Problem details: Reproduce each line of the listing exactly.

Exercise materials:
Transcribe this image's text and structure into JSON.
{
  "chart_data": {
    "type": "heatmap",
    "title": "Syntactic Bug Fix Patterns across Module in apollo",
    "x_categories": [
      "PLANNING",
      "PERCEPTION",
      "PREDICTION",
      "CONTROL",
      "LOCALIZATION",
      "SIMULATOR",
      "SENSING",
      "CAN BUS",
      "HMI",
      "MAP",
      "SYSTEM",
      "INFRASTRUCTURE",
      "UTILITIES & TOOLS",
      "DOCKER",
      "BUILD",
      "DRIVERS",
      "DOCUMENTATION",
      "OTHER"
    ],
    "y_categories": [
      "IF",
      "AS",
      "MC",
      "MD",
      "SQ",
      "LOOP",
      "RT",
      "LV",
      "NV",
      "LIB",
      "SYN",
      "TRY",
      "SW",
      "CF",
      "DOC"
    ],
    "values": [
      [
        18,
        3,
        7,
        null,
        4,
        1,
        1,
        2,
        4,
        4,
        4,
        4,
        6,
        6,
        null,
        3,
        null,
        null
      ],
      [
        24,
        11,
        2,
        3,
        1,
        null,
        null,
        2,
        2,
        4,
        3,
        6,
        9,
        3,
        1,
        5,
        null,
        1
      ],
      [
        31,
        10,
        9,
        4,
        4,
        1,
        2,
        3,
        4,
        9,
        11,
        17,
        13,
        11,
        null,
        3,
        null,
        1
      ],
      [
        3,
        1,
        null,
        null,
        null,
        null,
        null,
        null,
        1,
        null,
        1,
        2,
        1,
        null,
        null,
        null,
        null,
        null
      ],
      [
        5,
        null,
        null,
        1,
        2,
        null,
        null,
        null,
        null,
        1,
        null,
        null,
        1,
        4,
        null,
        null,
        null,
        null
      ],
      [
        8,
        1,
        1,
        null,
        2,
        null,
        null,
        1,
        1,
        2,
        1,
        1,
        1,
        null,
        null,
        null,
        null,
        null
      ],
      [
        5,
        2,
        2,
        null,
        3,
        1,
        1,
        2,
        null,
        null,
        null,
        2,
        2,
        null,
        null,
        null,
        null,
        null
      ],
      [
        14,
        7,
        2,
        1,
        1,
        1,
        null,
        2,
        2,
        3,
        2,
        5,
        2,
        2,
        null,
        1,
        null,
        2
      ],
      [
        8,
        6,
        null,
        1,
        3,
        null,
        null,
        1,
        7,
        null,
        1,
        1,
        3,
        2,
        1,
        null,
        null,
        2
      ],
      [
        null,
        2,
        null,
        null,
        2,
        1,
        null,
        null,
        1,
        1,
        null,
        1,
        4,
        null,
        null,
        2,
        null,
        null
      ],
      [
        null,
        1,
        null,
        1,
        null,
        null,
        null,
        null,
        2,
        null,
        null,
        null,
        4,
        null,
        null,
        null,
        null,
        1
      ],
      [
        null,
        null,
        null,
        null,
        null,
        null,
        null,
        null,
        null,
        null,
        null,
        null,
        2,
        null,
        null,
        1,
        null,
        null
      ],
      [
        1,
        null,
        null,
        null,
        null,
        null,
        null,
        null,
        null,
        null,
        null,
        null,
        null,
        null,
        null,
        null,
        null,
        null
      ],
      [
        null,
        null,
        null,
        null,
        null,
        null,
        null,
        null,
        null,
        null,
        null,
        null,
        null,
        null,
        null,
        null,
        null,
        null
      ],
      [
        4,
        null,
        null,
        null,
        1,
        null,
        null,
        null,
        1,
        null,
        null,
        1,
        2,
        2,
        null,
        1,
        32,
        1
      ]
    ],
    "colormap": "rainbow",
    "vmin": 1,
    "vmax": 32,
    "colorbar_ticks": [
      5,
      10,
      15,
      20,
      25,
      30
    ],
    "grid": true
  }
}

Result of the exercise:
Transcribe this image's text and structure into JSON.
{
  "chart_data": {
    "type": "heatmap",
    "title": "Syntactic Bug Fix Patterns across Module in apollo",
    "x_categories": [
      "PLANNING",
      "PERCEPTION",
      "PREDICTION",
      "CONTROL",
      "LOCALIZATION",
      "SIMULATOR",
      "SENSING",
      "CAN BUS",
      "HMI",
      "MAP",
      "SYSTEM",
      "INFRASTRUCTURE",
      "UTILITIES & TOOLS",
      "DOCKER",
      "BUILD",
      "DRIVERS",
      "DOCUMENTATION",
      "OTHER"
    ],
    "y_categories": [
      "IF",
      "AS",
      "MC",
      "MD",
      "SQ",
      "LOOP",
      "RT",
      "LV",
      "NV",
      "LIB",
      "SYN",
      "TRY",
      "SW",
      "CF",
      "DOC"
    ],
    "values": [
      [
        18,
        3,
        7,
        null,
        4,
        1,
        1,
        2,
        4,
        4,
        4,
        4,
        6,
        6,
        null,
        3,
        null,
        null
      ],
      [
        24,
        11,
        2,
        3,
        1,
        null,
        null,
        2,
        2,
        4,
        3,
        6,
        9,
        3,
        1,
        5,
        null,
        1
      ],
      [
        31,
        10,
        9,
        4,
        4,
        1,
        2,
        3,
        4,
        9,
        11,
        17,
        13,
        11,
        null,
        3,
        null,
        1
      ],
      [
        3,
        1,
        null,
        null,
        null,
        null,
        null,
        null,
        1,
        null,
        1,
        2,
        1,
        null,
        null,
        null,
        null,
        null
      ],
      [
        5,
        null,
        null,
        1,
        2,
        null,
        null,
        null,
        null,
        1,
        null,
        null,
        1,
        4,
        null,
        null,
        null,
        null
      ],
      [
        8,
        1,
        1,
        null,
        2,
        null,
        null,
        1,
        1,
        2,
        1,
        1,
        1,
        null,
        null,
        null,
        null,
        null
      ],
      [
        5,
        2,
        2,
        null,
        3,
        1,
        1,
        2,
        null,
        null,
        null,
        2,
        2,
        null,
        null,
        null,
        null,
        null
      ],
      [
        14,
        7,
        2,
        1,
        1,
        1,
        null,
        2,
        2,
        3,
        2,
        5,
        2,
        2,
        null,
        1,
        null,
        2
      ],
      [
        8,
        6,
        null,
        1,
        3,
        null,
        null,
        1,
        7,
        null,
        1,
        1,
        3,
        2,
        1,
        null,
        null,
        2
      ],
      [
        null,
        2,
        null,
        null,
        2,
        1,
        null,
        null,
        1,
        1,
        null,
        1,
        4,
        null,
        null,
        2,
        null,
        null
      ],
      [
        null,
        1,
        null,
        1,
        null,
        null,
        null,
        null,
        2,
        null,
        null,
        null,
        4,
        null,
        null,
        null,
        null,
        1
      ],
      [
        null,
        null,
        null,
        null,
        null,
        null,
        null,
        null,
        null,
        null,
        null,
        null,
        2,
        null,
        null,
        1,
        null,
        null
      ],
      [
        1,
        null,
        null,
        null,
        null,
        null,
        null,
        null,
        null,
        null,
        null,
        null,
        null,
        null,
        null,
        null,
        null,
        null
      ],
      [
        null,
        null,
        null,
        null,
        null,
        null,
        null,
        null,
        null,
        null,
        null,
        null,
        null,
        null,
        null,
        null,
        null,
        null
      ],
      [
        4,
        null,
        null,
        null,
        1,
        null,
        null,
        null,
        1,
        null,
        null,
        1,
        2,
        2,
        null,
        1,
        32,
        1
      ]
    ],
    "colormap": "rainbow",
    "vmin": 1,
    "vmax": 32,
    "colorbar_ticks": [
      5,
      10,
      15,
      20,
      25,
      30
    ],
    "grid": true
  }
}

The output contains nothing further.